--- Start of Exercise material ---
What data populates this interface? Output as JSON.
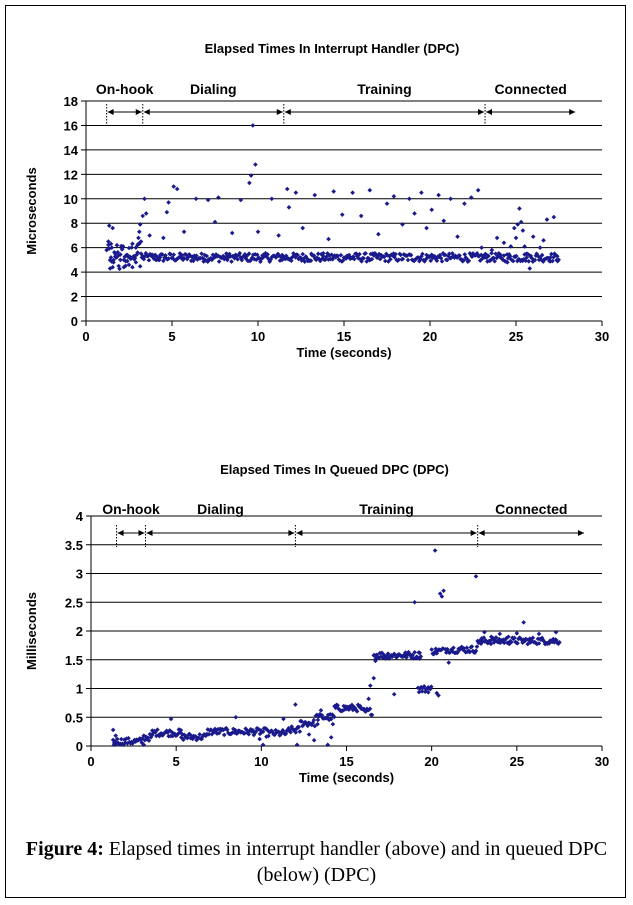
{
  "chart_data": [
    {
      "type": "scatter",
      "title": "Elapsed Times In Interrupt Handler (DPC)",
      "xlabel": "Time (seconds)",
      "ylabel": "Microseconds",
      "xlim": [
        0,
        30
      ],
      "ylim": [
        0,
        18
      ],
      "xticks": [
        0,
        5,
        10,
        15,
        20,
        25,
        30
      ],
      "yticks": [
        0,
        2,
        4,
        6,
        8,
        10,
        12,
        14,
        16,
        18
      ],
      "grid": "horizontal",
      "marker_color": "#1a1a8c",
      "phases": [
        {
          "label": "On-hook",
          "start": 1.2,
          "end": 3.3
        },
        {
          "label": "Dialing",
          "start": 3.3,
          "end": 11.5
        },
        {
          "label": "Training",
          "start": 11.5,
          "end": 23.2
        },
        {
          "label": "Connected",
          "start": 23.2,
          "end": 28.5
        }
      ],
      "points": [
        [
          1.2,
          5.8
        ],
        [
          1.3,
          6.5
        ],
        [
          1.35,
          7.8
        ],
        [
          1.4,
          4.3
        ],
        [
          1.45,
          5.2
        ],
        [
          1.5,
          6.0
        ],
        [
          1.55,
          7.6
        ],
        [
          1.6,
          4.8
        ],
        [
          1.7,
          5.5
        ],
        [
          1.8,
          6.2
        ],
        [
          1.9,
          4.5
        ],
        [
          2.0,
          5.0
        ],
        [
          2.1,
          5.9
        ],
        [
          2.2,
          4.4
        ],
        [
          2.3,
          4.9
        ],
        [
          2.4,
          5.4
        ],
        [
          2.5,
          4.6
        ],
        [
          2.6,
          5.1
        ],
        [
          2.7,
          4.4
        ],
        [
          2.8,
          5.3
        ],
        [
          2.9,
          4.8
        ],
        [
          3.0,
          5.6
        ],
        [
          3.05,
          6.8
        ],
        [
          3.1,
          7.3
        ],
        [
          3.15,
          7.9
        ],
        [
          3.2,
          6.5
        ],
        [
          3.25,
          5.2
        ],
        [
          3.3,
          8.6
        ],
        [
          3.4,
          10.0
        ],
        [
          3.5,
          8.8
        ],
        [
          3.6,
          5.3
        ],
        [
          3.7,
          7.0
        ],
        [
          3.8,
          5.4
        ],
        [
          3.9,
          5.2
        ],
        [
          4.0,
          5.3
        ],
        [
          4.3,
          5.2
        ],
        [
          4.5,
          6.8
        ],
        [
          4.7,
          8.9
        ],
        [
          4.8,
          9.7
        ],
        [
          5.1,
          11.0
        ],
        [
          5.3,
          10.8
        ],
        [
          5.5,
          5.3
        ],
        [
          5.7,
          7.3
        ],
        [
          6.2,
          5.2
        ],
        [
          6.4,
          10.0
        ],
        [
          6.9,
          5.4
        ],
        [
          7.1,
          9.9
        ],
        [
          7.5,
          8.1
        ],
        [
          7.7,
          10.1
        ],
        [
          8.2,
          5.3
        ],
        [
          8.5,
          7.2
        ],
        [
          9.0,
          9.9
        ],
        [
          9.3,
          5.1
        ],
        [
          9.5,
          11.3
        ],
        [
          9.6,
          11.9
        ],
        [
          9.7,
          16.0
        ],
        [
          9.85,
          12.8
        ],
        [
          10.0,
          7.3
        ],
        [
          10.3,
          5.2
        ],
        [
          10.8,
          10.0
        ],
        [
          11.2,
          7.0
        ],
        [
          11.4,
          5.4
        ],
        [
          11.7,
          10.8
        ],
        [
          11.8,
          9.3
        ],
        [
          12.2,
          10.5
        ],
        [
          12.6,
          7.6
        ],
        [
          13.1,
          5.5
        ],
        [
          13.3,
          10.3
        ],
        [
          13.8,
          5.3
        ],
        [
          14.1,
          6.7
        ],
        [
          14.4,
          10.6
        ],
        [
          14.9,
          8.7
        ],
        [
          15.3,
          5.4
        ],
        [
          15.5,
          10.5
        ],
        [
          16.0,
          8.6
        ],
        [
          16.5,
          10.7
        ],
        [
          17.0,
          7.1
        ],
        [
          17.5,
          9.6
        ],
        [
          17.9,
          10.2
        ],
        [
          18.4,
          7.9
        ],
        [
          18.8,
          10.0
        ],
        [
          19.1,
          8.8
        ],
        [
          19.5,
          10.5
        ],
        [
          19.8,
          7.6
        ],
        [
          20.1,
          9.1
        ],
        [
          20.5,
          10.3
        ],
        [
          20.8,
          8.2
        ],
        [
          21.2,
          10.0
        ],
        [
          21.6,
          6.9
        ],
        [
          22.0,
          9.6
        ],
        [
          22.4,
          10.1
        ],
        [
          22.8,
          10.7
        ],
        [
          23.0,
          6.0
        ],
        [
          23.3,
          5.4
        ],
        [
          23.6,
          5.8
        ],
        [
          23.9,
          6.8
        ],
        [
          24.1,
          5.2
        ],
        [
          24.3,
          6.4
        ],
        [
          24.5,
          4.8
        ],
        [
          24.7,
          6.1
        ],
        [
          24.9,
          7.6
        ],
        [
          25.0,
          6.8
        ],
        [
          25.1,
          7.9
        ],
        [
          25.2,
          9.2
        ],
        [
          25.3,
          8.1
        ],
        [
          25.4,
          7.4
        ],
        [
          25.5,
          6.1
        ],
        [
          25.6,
          5.5
        ],
        [
          25.8,
          4.3
        ],
        [
          26.0,
          6.9
        ],
        [
          26.2,
          5.5
        ],
        [
          26.4,
          6.0
        ],
        [
          26.6,
          6.6
        ],
        [
          26.8,
          8.3
        ],
        [
          27.0,
          5.2
        ],
        [
          27.2,
          8.5
        ],
        [
          27.4,
          5.3
        ]
      ],
      "baseline_band": {
        "x": [
          3.3,
          27.5
        ],
        "y": 5.2,
        "spread": 0.35
      }
    },
    {
      "type": "scatter",
      "title": "Elapsed Times In Queued DPC (DPC)",
      "xlabel": "Time (seconds)",
      "ylabel": "Milliseconds",
      "xlim": [
        0,
        30
      ],
      "ylim": [
        0,
        4
      ],
      "xticks": [
        0,
        5,
        10,
        15,
        20,
        25,
        30
      ],
      "yticks": [
        0,
        0.5,
        1,
        1.5,
        2,
        2.5,
        3,
        3.5,
        4
      ],
      "grid": "horizontal",
      "marker_color": "#1a1a8c",
      "phases": [
        {
          "label": "On-hook",
          "start": 1.5,
          "end": 3.2
        },
        {
          "label": "Dialing",
          "start": 3.2,
          "end": 12.0
        },
        {
          "label": "Training",
          "start": 12.0,
          "end": 22.7
        },
        {
          "label": "Connected",
          "start": 22.7,
          "end": 29.0
        }
      ],
      "segments": [
        {
          "x": [
            1.3,
            3.0
          ],
          "y": 0.08
        },
        {
          "x": [
            3.1,
            3.6
          ],
          "y": 0.15
        },
        {
          "x": [
            3.6,
            5.3
          ],
          "y": 0.23
        },
        {
          "x": [
            5.3,
            6.8
          ],
          "y": 0.16
        },
        {
          "x": [
            6.8,
            10.3
          ],
          "y": 0.25
        },
        {
          "x": [
            10.3,
            11.6
          ],
          "y": 0.22
        },
        {
          "x": [
            11.6,
            12.3
          ],
          "y": 0.28
        },
        {
          "x": [
            12.3,
            13.2
          ],
          "y": 0.4
        },
        {
          "x": [
            13.2,
            14.3
          ],
          "y": 0.5
        },
        {
          "x": [
            14.3,
            15.9
          ],
          "y": 0.66
        },
        {
          "x": [
            15.9,
            16.5
          ],
          "y": 0.6
        },
        {
          "x": [
            16.6,
            19.4
          ],
          "y": 1.58
        },
        {
          "x": [
            19.2,
            20.0
          ],
          "y": 0.99
        },
        {
          "x": [
            20.0,
            20.7
          ],
          "y": 1.65
        },
        {
          "x": [
            20.8,
            22.7
          ],
          "y": 1.68
        },
        {
          "x": [
            22.7,
            27.5
          ],
          "y": 1.83
        }
      ],
      "points": [
        [
          1.3,
          0.28
        ],
        [
          1.35,
          0.02
        ],
        [
          1.45,
          0.18
        ],
        [
          3.0,
          0.13
        ],
        [
          3.1,
          0.02
        ],
        [
          4.7,
          0.47
        ],
        [
          8.5,
          0.5
        ],
        [
          9.9,
          0.12
        ],
        [
          10.1,
          0.02
        ],
        [
          11.3,
          0.47
        ],
        [
          12.0,
          0.72
        ],
        [
          12.1,
          0.02
        ],
        [
          12.8,
          0.2
        ],
        [
          13.1,
          0.1
        ],
        [
          13.3,
          0.38
        ],
        [
          13.5,
          0.62
        ],
        [
          13.9,
          0.02
        ],
        [
          14.1,
          0.15
        ],
        [
          14.2,
          0.38
        ],
        [
          16.1,
          0.6
        ],
        [
          16.3,
          0.82
        ],
        [
          16.4,
          1.05
        ],
        [
          16.6,
          1.18
        ],
        [
          16.7,
          1.48
        ],
        [
          17.3,
          1.52
        ],
        [
          17.8,
          0.9
        ],
        [
          18.5,
          1.55
        ],
        [
          19.0,
          2.5
        ],
        [
          19.3,
          1.62
        ],
        [
          19.8,
          1.02
        ],
        [
          20.2,
          3.4
        ],
        [
          20.3,
          0.92
        ],
        [
          20.4,
          0.88
        ],
        [
          20.5,
          2.65
        ],
        [
          20.6,
          2.6
        ],
        [
          20.7,
          2.7
        ],
        [
          21.0,
          1.45
        ],
        [
          21.5,
          1.62
        ],
        [
          22.6,
          2.95
        ],
        [
          22.9,
          1.78
        ],
        [
          23.1,
          1.98
        ],
        [
          23.5,
          1.9
        ],
        [
          24.0,
          1.95
        ],
        [
          24.5,
          1.9
        ],
        [
          25.0,
          1.96
        ],
        [
          25.4,
          2.15
        ],
        [
          25.8,
          1.8
        ],
        [
          26.3,
          1.95
        ],
        [
          26.8,
          1.78
        ],
        [
          27.3,
          1.98
        ]
      ]
    }
  ],
  "caption": {
    "label": "Figure 4:",
    "text": " Elapsed times in interrupt handler (above) and in queued DPC (below) (DPC)"
  }
}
--- End of Exercise material ---
Locate all lines in the listing above with the word "title". Copy them.

      "title": "Elapsed Times In Interrupt Handler (DPC)",
      "title": "Elapsed Times In Queued DPC (DPC)",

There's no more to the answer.